**Provided material**

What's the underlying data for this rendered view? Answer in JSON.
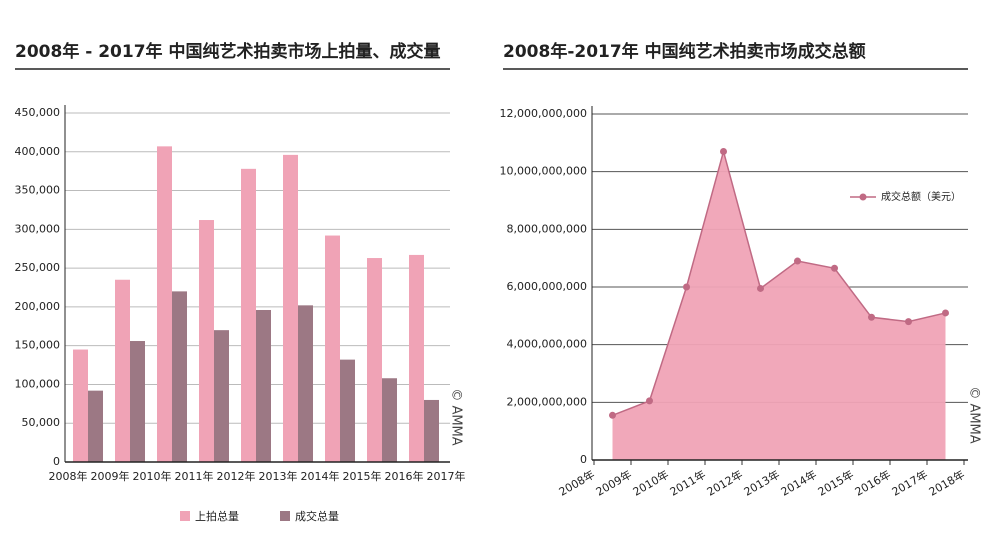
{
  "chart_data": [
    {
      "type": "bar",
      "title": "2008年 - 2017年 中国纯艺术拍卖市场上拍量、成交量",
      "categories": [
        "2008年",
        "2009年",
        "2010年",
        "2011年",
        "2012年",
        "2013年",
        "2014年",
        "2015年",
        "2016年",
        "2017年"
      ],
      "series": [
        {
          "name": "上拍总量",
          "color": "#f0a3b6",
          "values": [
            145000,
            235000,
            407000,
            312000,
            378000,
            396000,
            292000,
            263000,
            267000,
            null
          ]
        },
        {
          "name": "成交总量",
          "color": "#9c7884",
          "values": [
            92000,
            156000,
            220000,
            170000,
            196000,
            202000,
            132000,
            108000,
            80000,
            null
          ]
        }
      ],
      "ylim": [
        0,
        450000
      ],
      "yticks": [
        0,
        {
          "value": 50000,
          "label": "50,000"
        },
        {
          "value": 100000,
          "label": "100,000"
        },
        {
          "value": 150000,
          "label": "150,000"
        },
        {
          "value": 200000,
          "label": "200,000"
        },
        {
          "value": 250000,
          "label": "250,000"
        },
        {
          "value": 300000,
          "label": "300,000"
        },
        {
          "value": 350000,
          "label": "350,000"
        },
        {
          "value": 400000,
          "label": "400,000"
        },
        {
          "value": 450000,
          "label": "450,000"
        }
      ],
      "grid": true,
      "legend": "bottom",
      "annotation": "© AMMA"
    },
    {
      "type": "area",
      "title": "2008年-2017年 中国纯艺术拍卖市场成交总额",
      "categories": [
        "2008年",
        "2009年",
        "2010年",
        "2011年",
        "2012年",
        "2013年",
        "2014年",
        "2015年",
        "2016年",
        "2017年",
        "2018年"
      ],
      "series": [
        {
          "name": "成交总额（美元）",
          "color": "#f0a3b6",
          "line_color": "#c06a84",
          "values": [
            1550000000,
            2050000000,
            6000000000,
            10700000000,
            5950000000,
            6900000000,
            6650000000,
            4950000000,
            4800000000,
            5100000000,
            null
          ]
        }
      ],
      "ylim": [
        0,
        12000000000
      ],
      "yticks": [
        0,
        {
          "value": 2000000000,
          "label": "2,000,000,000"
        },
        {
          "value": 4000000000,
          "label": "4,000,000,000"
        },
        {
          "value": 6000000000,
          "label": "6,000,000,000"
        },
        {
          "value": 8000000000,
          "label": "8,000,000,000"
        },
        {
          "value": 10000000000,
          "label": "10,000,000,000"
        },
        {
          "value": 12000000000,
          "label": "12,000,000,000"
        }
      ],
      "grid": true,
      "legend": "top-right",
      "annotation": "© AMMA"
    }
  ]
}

**What is asked**
What is the number of lines in the data that hold the word "title"? Reply with that number and nothing else.

**Reply to the exercise**
2